# WHAT TO DO
Select the lines of the records containing the word "title" and list them.

# THE RECORDS

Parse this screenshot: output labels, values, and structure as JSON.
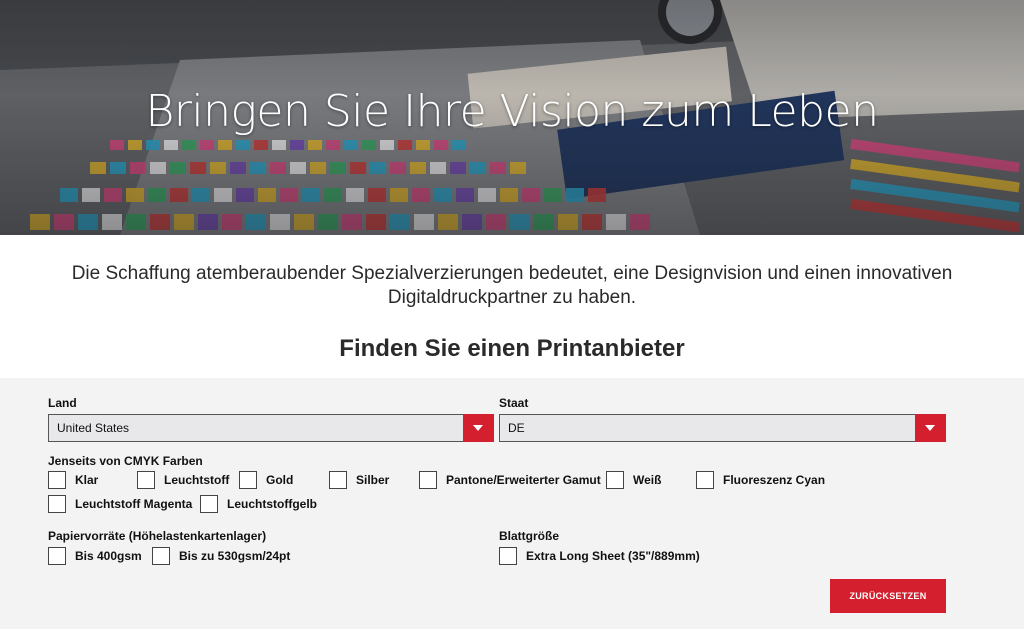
{
  "hero": {
    "title": "Bringen Sie Ihre Vision zum Leben"
  },
  "intro": {
    "text": "Die Schaffung atemberaubender Spezialverzierungen bedeutet, eine Designvision und einen innovativen Digitaldruckpartner zu haben."
  },
  "finder": {
    "title": "Finden Sie einen Printanbieter",
    "country": {
      "label": "Land",
      "value": "United States"
    },
    "state": {
      "label": "Staat",
      "value": "DE"
    },
    "cmyk": {
      "label": "Jenseits von CMYK Farben",
      "options": [
        "Klar",
        "Leuchtstoff",
        "Gold",
        "Silber",
        "Pantone/Erweiterter Gamut",
        "Weiß",
        "Fluoreszenz Cyan",
        "Leuchtstoff Magenta",
        "Leuchtstoffgelb"
      ]
    },
    "paper": {
      "label": "Papiervorräte (Höhelastenkartenlager)",
      "options": [
        "Bis 400gsm",
        "Bis zu 530gsm/24pt"
      ]
    },
    "sheet": {
      "label": "Blattgröße",
      "options": [
        "Extra Long Sheet (35\"/889mm)"
      ]
    },
    "reset_label": "ZURÜCKSETZEN"
  },
  "colors": {
    "accent": "#d31f2e",
    "page_bg": "#f3f3f3"
  }
}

# OUTPUT FOR THIS TASK
    "title": "Bringen Sie Ihre Vision zum Leben"
    "title": "Finden Sie einen Printanbieter",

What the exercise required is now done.